- **Texte choisi**
==*==
Nous reprenons la route en direction de Javouhey, un village Hmong ( ethnie Chinoise originaire du Laos ) pour un repas typique digne des plus obscurs traiteurs chinois parisiens, sous un toit en taule ondulée rouillé... Et nous nous sommes régalés ! Nous enchaînons enfin avec une découverte de la forêt au travers l'oeil d'un guide Hmong qui nous fait découvrir de nouveaux arbres mais surtout les pièges traditionnels utilisés par ses ancêtres pour chasser le gibier ( ou les humains, comme ce fut le cas durant la guerre du vietnam ). Ce guide avait un trait de caractère tout à fait singulier : il avait apparemment avalé son magnétophone !

- " Alors cet arbre là, c'est un arbre caca parce qu'il pue. Comme il pue on l'appelle arbre-caca... A cause de sa mauvaise odeur, parce qu'il pue, l'arbre caca qui pue. Et comme il ne sent pas bon, on l'appelle l'arbre caca. si on le sent, on voit qu'il ne sent pas bon : Il pue, ça signifie que c'est un arbre caca... "
==*==
- **Extrait de données**
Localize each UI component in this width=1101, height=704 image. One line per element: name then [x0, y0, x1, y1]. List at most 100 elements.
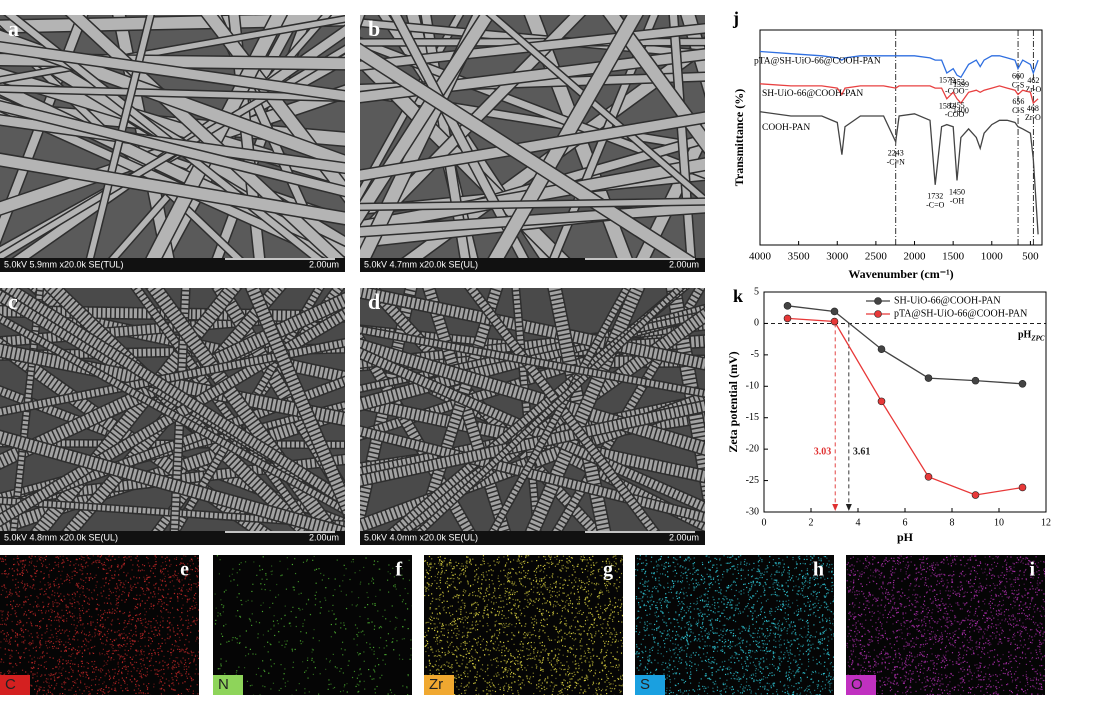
==*==
- **Consigne écrite 1**
Traduisez en anglais cette phrase du récit sur Javouhey : « Ce guide avait un trait de caractère tout à fait singulier : il avait apparemment avalé son magnétophone ! »
- **Consigne écrite 2**
Reprenez, s'il vous plaît, le récit sur Javouhey à la suite de sa dernière phrase.

- **Réponse attendue 1**
This guide had a quite unusual character trait: he had apparently swallowed his tape recorder!

- **Réponse attendue 2**
- " Plus un arbre a un bois dur et plus il pousse lentement. Les arbres qui ont un bois tendre poussent plus vite, contrairement aux arbre qui ont un bois dur qui poussent moins vite. Donc plus l'arbre est dur et moins il pousse vite, plus l'arbre est tendre et plus il pousse vite. Si cet arbre là a un bois tendre, il va pousser vite, sinon si il a un bois dur il va pousser moins vite parce que les arbres qui ont un bois dur poussent moins vite. Alors que les arbres qui ont un bois tendre poussent plus vite... "

- " Comme il ne voit pas le piège, l'animal il va marcher dessus et s'empaler A FOND, ensuite il est mort une fois qu'il est empalé A FOND. Parce que comme il se fait empaler il n'est plus vivant par conséquent il est mort une fois empalé A FOND. C'est normal puisque quand l'animal ne peut plus vivre, il meurt... "

Une fois encore nous nous sommes bien amusés tout en découvrant un tas de choses intéressantes. Et j'ai même pu me balancer sur une épiphyte, comme Tarzan !

Je fais une nouvelle apparté pour tous ceux que j'ai entendu marmonner " mais non, tarzan il se balançait sur des lianes ". Sachez qu'une liane est une plante dont les racines partent du sol et qui se sert des arbres comme support pour pousser. En résumé, il est impossible de se balancer à une liane car celle ci est plantée au sol. A l'inverse, certaines plantes dites " épiphytes " ont la particularité de pousser sur les hauteurs des arbres et de laisser tomber leurs racines à la recherche du sol, c'est accroché à ces dernières que nous pouvons nous balancer avec insouciance. Un exemple de plante épiphyte : la plupart des orchidées.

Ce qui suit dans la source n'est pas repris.